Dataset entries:
(begin)
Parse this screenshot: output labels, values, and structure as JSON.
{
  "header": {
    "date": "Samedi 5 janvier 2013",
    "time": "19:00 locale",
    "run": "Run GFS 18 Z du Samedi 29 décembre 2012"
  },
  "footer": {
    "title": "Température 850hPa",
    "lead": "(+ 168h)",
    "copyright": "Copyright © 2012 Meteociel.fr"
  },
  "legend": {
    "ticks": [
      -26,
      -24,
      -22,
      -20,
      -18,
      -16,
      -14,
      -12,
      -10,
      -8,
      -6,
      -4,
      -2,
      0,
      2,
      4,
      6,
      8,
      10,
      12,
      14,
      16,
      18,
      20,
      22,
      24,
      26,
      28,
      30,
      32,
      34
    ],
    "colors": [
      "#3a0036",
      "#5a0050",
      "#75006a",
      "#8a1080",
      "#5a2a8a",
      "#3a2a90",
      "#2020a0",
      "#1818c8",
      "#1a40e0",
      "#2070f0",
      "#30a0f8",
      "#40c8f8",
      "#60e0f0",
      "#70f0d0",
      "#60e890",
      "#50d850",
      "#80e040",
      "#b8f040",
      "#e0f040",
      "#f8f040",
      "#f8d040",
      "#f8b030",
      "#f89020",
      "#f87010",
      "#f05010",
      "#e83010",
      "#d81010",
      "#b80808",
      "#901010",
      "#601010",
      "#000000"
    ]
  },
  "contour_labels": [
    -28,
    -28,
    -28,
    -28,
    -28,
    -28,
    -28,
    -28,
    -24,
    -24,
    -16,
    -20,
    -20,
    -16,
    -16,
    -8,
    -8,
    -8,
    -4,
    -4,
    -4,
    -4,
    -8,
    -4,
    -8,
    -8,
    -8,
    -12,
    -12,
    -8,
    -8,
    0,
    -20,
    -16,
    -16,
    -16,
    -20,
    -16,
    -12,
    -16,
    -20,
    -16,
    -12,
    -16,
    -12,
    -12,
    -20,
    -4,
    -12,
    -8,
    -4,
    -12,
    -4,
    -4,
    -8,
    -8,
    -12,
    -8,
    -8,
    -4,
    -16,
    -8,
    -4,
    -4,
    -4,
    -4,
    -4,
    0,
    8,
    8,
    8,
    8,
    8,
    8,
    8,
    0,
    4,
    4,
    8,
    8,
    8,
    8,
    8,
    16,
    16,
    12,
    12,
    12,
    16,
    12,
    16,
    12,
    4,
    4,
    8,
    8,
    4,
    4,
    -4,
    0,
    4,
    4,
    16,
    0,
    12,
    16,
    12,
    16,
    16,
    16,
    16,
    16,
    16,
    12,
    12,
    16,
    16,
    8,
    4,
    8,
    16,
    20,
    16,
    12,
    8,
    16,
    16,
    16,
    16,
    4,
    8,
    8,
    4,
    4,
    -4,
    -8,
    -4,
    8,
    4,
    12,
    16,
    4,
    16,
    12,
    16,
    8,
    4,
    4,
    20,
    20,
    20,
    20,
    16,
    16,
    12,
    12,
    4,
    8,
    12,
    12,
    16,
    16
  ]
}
(end)
Direction: Examine the records and pull out every line where the string "Samedi" occurs.

Exercise response:
    "date": "Samedi 5 janvier 2013",
    "run": "Run GFS 18 Z du Samedi 29 décembre 2012"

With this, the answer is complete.